» Entries
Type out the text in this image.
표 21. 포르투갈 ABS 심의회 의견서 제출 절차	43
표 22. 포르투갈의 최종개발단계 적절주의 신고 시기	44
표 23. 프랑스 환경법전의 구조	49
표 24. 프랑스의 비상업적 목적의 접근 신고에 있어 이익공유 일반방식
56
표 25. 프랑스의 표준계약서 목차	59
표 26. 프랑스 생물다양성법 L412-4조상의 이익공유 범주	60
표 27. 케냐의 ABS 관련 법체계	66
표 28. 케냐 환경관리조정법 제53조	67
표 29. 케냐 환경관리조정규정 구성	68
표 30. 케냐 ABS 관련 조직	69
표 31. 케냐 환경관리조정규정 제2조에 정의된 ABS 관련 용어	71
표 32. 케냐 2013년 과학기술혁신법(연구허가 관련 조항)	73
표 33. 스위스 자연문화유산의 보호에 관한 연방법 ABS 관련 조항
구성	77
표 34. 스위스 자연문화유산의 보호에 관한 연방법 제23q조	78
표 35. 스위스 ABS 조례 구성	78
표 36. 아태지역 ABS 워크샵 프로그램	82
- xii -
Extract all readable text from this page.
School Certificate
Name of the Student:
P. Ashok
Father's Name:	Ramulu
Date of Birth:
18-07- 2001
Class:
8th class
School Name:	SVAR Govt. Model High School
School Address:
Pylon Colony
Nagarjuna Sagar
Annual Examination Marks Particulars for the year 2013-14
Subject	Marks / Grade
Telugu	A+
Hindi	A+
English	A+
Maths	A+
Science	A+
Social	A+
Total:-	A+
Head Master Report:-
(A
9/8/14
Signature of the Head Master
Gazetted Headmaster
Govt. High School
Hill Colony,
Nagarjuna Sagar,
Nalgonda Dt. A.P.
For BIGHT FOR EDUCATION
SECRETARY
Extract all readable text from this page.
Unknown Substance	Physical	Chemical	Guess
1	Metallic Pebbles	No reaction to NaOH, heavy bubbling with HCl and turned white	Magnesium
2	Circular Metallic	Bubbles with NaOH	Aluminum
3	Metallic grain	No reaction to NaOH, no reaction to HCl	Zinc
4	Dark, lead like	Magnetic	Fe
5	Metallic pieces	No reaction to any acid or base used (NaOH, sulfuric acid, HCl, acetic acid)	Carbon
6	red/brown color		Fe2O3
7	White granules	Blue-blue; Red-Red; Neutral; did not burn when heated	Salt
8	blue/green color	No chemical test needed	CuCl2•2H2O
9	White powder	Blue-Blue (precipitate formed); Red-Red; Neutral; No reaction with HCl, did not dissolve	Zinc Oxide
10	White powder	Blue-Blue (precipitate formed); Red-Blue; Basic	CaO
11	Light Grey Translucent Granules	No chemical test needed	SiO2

» What to work on
Your task is to reproduce all of the records exactly.

» Finished answer
Type out the text in this image.
표 21. 포르투갈 ABS 심의회 의견서 제출 절차	43
표 22. 포르투갈의 최종개발단계 적절주의 신고 시기	44
표 23. 프랑스 환경법전의 구조	49
표 24. 프랑스의 비상업적 목적의 접근 신고에 있어 이익공유 일반방식
56
표 25. 프랑스의 표준계약서 목차	59
표 26. 프랑스 생물다양성법 L412-4조상의 이익공유 범주	60
표 27. 케냐의 ABS 관련 법체계	66
표 28. 케냐 환경관리조정법 제53조	67
표 29. 케냐 환경관리조정규정 구성	68
표 30. 케냐 ABS 관련 조직	69
표 31. 케냐 환경관리조정규정 제2조에 정의된 ABS 관련 용어	71
표 32. 케냐 2013년 과학기술혁신법(연구허가 관련 조항)	73
표 33. 스위스 자연문화유산의 보호에 관한 연방법 ABS 관련 조항
구성	77
표 34. 스위스 자연문화유산의 보호에 관한 연방법 제23q조	78
표 35. 스위스 ABS 조례 구성	78
표 36. 아태지역 ABS 워크샵 프로그램	82
- xii -
Extract all readable text from this page.
School Certificate
Name of the Student:
P. Ashok
Father's Name:	Ramulu
Date of Birth:
18-07- 2001
Class:
8th class
School Name:	SVAR Govt. Model High School
School Address:
Pylon Colony
Nagarjuna Sagar
Annual Examination Marks Particulars for the year 2013-14
Subject	Marks / Grade
Telugu	A+
Hindi	A+
English	A+
Maths	A+
Science	A+
Social	A+
Total:-	A+
Head Master Report:-
(A
9/8/14
Signature of the Head Master
Gazetted Headmaster
Govt. High School
Hill Colony,
Nagarjuna Sagar,
Nalgonda Dt. A.P.
For BIGHT FOR EDUCATION
SECRETARY
Extract all readable text from this page.
Unknown Substance	Physical	Chemical	Guess
1	Metallic Pebbles	No reaction to NaOH, heavy bubbling with HCl and turned white	Magnesium
2	Circular Metallic	Bubbles with NaOH	Aluminum
3	Metallic grain	No reaction to NaOH, no reaction to HCl	Zinc
4	Dark, lead like	Magnetic	Fe
5	Metallic pieces	No reaction to any acid or base used (NaOH, sulfuric acid, HCl, acetic acid)	Carbon
6	red/brown color		Fe2O3
7	White granules	Blue-blue; Red-Red; Neutral; did not burn when heated	Salt
8	blue/green color	No chemical test needed	CuCl2•2H2O
9	White powder	Blue-Blue (precipitate formed); Red-Red; Neutral; No reaction with HCl, did not dissolve	Zinc Oxide
10	White powder	Blue-Blue (precipitate formed); Red-Blue; Basic	CaO
11	Light Grey Translucent Granules	No chemical test needed	SiO2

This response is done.